Output every record below exactly as it appears.

Stored items:
# # # # #
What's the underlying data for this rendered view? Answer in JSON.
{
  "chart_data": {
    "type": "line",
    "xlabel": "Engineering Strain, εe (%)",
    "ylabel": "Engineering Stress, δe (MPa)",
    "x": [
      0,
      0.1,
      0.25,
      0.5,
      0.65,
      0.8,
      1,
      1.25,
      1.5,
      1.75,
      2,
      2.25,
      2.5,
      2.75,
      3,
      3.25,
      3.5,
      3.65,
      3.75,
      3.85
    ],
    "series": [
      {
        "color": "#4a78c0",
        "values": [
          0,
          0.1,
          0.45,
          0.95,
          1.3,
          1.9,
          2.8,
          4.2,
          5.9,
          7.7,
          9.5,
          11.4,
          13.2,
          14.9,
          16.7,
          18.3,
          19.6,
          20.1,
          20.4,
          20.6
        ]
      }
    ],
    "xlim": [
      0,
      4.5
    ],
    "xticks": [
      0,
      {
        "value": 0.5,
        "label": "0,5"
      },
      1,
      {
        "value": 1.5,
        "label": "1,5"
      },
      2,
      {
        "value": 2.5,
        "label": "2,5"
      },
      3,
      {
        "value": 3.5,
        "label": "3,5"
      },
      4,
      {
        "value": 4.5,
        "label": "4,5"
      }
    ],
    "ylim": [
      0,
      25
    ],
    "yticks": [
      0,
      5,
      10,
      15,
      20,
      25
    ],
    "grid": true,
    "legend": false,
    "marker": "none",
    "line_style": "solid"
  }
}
# # # # #
__EXPECTED ANSWER__
What's the underlying data for this rendered view? Answer in JSON.
{
  "chart_data": {
    "type": "line",
    "xlabel": "Engineering Strain, εe (%)",
    "ylabel": "Engineering Stress, δe (MPa)",
    "x": [
      0,
      0.1,
      0.25,
      0.5,
      0.65,
      0.8,
      1,
      1.25,
      1.5,
      1.75,
      2,
      2.25,
      2.5,
      2.75,
      3,
      3.25,
      3.5,
      3.65,
      3.75,
      3.85
    ],
    "series": [
      {
        "color": "#4a78c0",
        "values": [
          0,
          0.1,
          0.45,
          0.95,
          1.3,
          1.9,
          2.8,
          4.2,
          5.9,
          7.7,
          9.5,
          11.4,
          13.2,
          14.9,
          16.7,
          18.3,
          19.6,
          20.1,
          20.4,
          20.6
        ]
      }
    ],
    "xlim": [
      0,
      4.5
    ],
    "xticks": [
      0,
      {
        "value": 0.5,
        "label": "0,5"
      },
      1,
      {
        "value": 1.5,
        "label": "1,5"
      },
      2,
      {
        "value": 2.5,
        "label": "2,5"
      },
      3,
      {
        "value": 3.5,
        "label": "3,5"
      },
      4,
      {
        "value": 4.5,
        "label": "4,5"
      }
    ],
    "ylim": [
      0,
      25
    ],
    "yticks": [
      0,
      5,
      10,
      15,
      20,
      25
    ],
    "grid": true,
    "legend": false,
    "marker": "none",
    "line_style": "solid"
  }
}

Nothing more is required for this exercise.